▶ Exercise aim
Provide an exact copy of the data, excluding the images.

▶ Listing
● ● ●
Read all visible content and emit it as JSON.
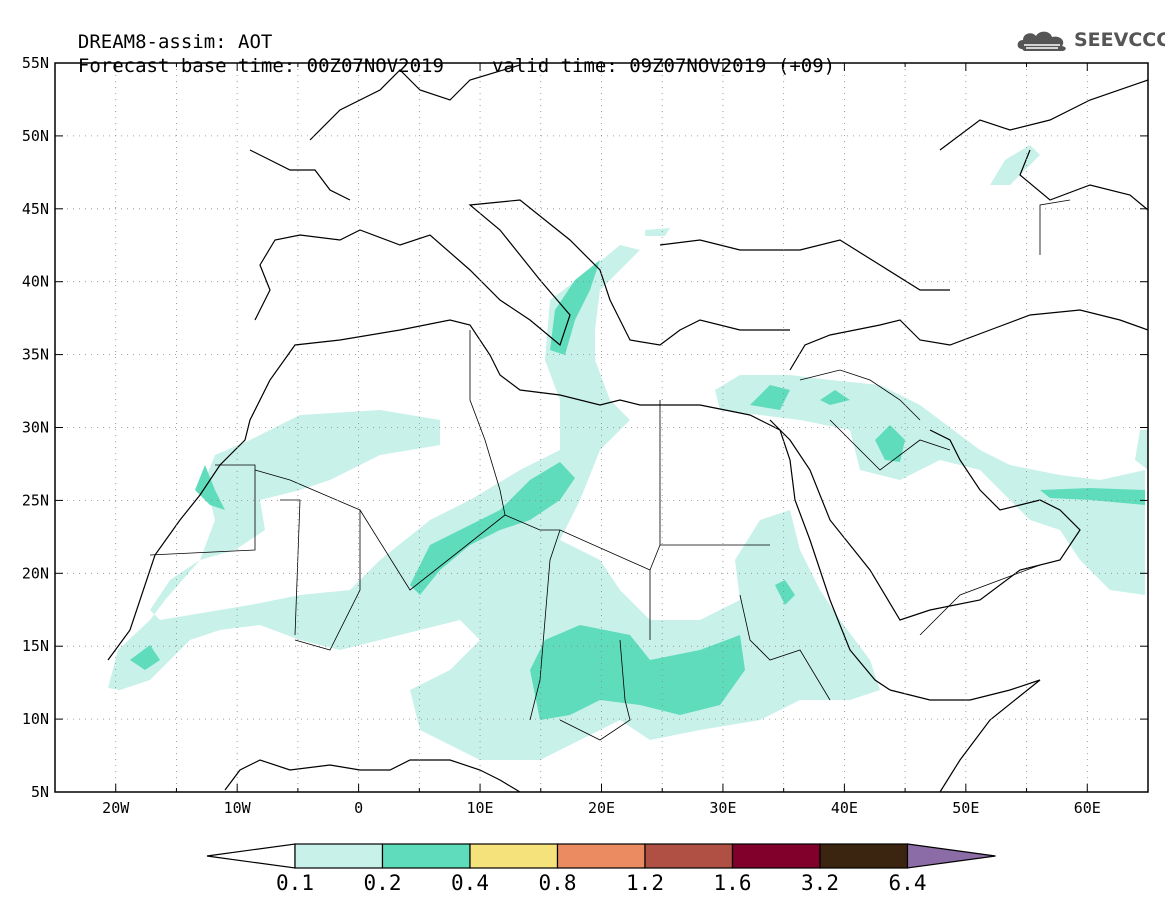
{
  "header": {
    "line1": "DREAM8-assim: AOT",
    "base_time": "Forecast base time: 00Z07NOV2019",
    "valid_time": "valid time: 09Z07NOV2019 (+09)",
    "logo_text": "SEEVCCC",
    "logo_icon": "cloud-icon"
  },
  "map": {
    "lon_range": [
      -25,
      65
    ],
    "lat_range": [
      5,
      55
    ],
    "lon_ticks": [
      {
        "value": -20,
        "label": "20W"
      },
      {
        "value": -10,
        "label": "10W"
      },
      {
        "value": 0,
        "label": "0"
      },
      {
        "value": 10,
        "label": "10E"
      },
      {
        "value": 20,
        "label": "20E"
      },
      {
        "value": 30,
        "label": "30E"
      },
      {
        "value": 40,
        "label": "40E"
      },
      {
        "value": 50,
        "label": "50E"
      },
      {
        "value": 60,
        "label": "60E"
      }
    ],
    "lat_ticks": [
      {
        "value": 55,
        "label": "55N"
      },
      {
        "value": 50,
        "label": "50N"
      },
      {
        "value": 45,
        "label": "45N"
      },
      {
        "value": 40,
        "label": "40N"
      },
      {
        "value": 35,
        "label": "35N"
      },
      {
        "value": 30,
        "label": "30N"
      },
      {
        "value": 25,
        "label": "25N"
      },
      {
        "value": 20,
        "label": "20N"
      },
      {
        "value": 15,
        "label": "15N"
      },
      {
        "value": 10,
        "label": "10N"
      },
      {
        "value": 5,
        "label": "5N"
      }
    ],
    "grid": "dotted",
    "colors": {
      "low": "#c8f1ea",
      "mid": "#5fdcbb",
      "coast": "#000000"
    }
  },
  "colorbar": {
    "colors": [
      "#ffffff",
      "#c8f1ea",
      "#5fdcbb",
      "#f6e27a",
      "#ea8b62",
      "#b04f43",
      "#80002b",
      "#3c2510",
      "#8c6ca6"
    ],
    "labels": [
      "0.1",
      "0.2",
      "0.4",
      "0.8",
      "1.2",
      "1.6",
      "3.2",
      "6.4"
    ]
  }
}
● ● ●
▶ Final answer
Read all visible content and emit it as JSON.
{
  "header": {
    "line1": "DREAM8-assim: AOT",
    "base_time": "Forecast base time: 00Z07NOV2019",
    "valid_time": "valid time: 09Z07NOV2019 (+09)",
    "logo_text": "SEEVCCC",
    "logo_icon": "cloud-icon"
  },
  "map": {
    "lon_range": [
      -25,
      65
    ],
    "lat_range": [
      5,
      55
    ],
    "lon_ticks": [
      {
        "value": -20,
        "label": "20W"
      },
      {
        "value": -10,
        "label": "10W"
      },
      {
        "value": 0,
        "label": "0"
      },
      {
        "value": 10,
        "label": "10E"
      },
      {
        "value": 20,
        "label": "20E"
      },
      {
        "value": 30,
        "label": "30E"
      },
      {
        "value": 40,
        "label": "40E"
      },
      {
        "value": 50,
        "label": "50E"
      },
      {
        "value": 60,
        "label": "60E"
      }
    ],
    "lat_ticks": [
      {
        "value": 55,
        "label": "55N"
      },
      {
        "value": 50,
        "label": "50N"
      },
      {
        "value": 45,
        "label": "45N"
      },
      {
        "value": 40,
        "label": "40N"
      },
      {
        "value": 35,
        "label": "35N"
      },
      {
        "value": 30,
        "label": "30N"
      },
      {
        "value": 25,
        "label": "25N"
      },
      {
        "value": 20,
        "label": "20N"
      },
      {
        "value": 15,
        "label": "15N"
      },
      {
        "value": 10,
        "label": "10N"
      },
      {
        "value": 5,
        "label": "5N"
      }
    ],
    "grid": "dotted",
    "colors": {
      "low": "#c8f1ea",
      "mid": "#5fdcbb",
      "coast": "#000000"
    }
  },
  "colorbar": {
    "colors": [
      "#ffffff",
      "#c8f1ea",
      "#5fdcbb",
      "#f6e27a",
      "#ea8b62",
      "#b04f43",
      "#80002b",
      "#3c2510",
      "#8c6ca6"
    ],
    "labels": [
      "0.1",
      "0.2",
      "0.4",
      "0.8",
      "1.2",
      "1.6",
      "3.2",
      "6.4"
    ]
  }
}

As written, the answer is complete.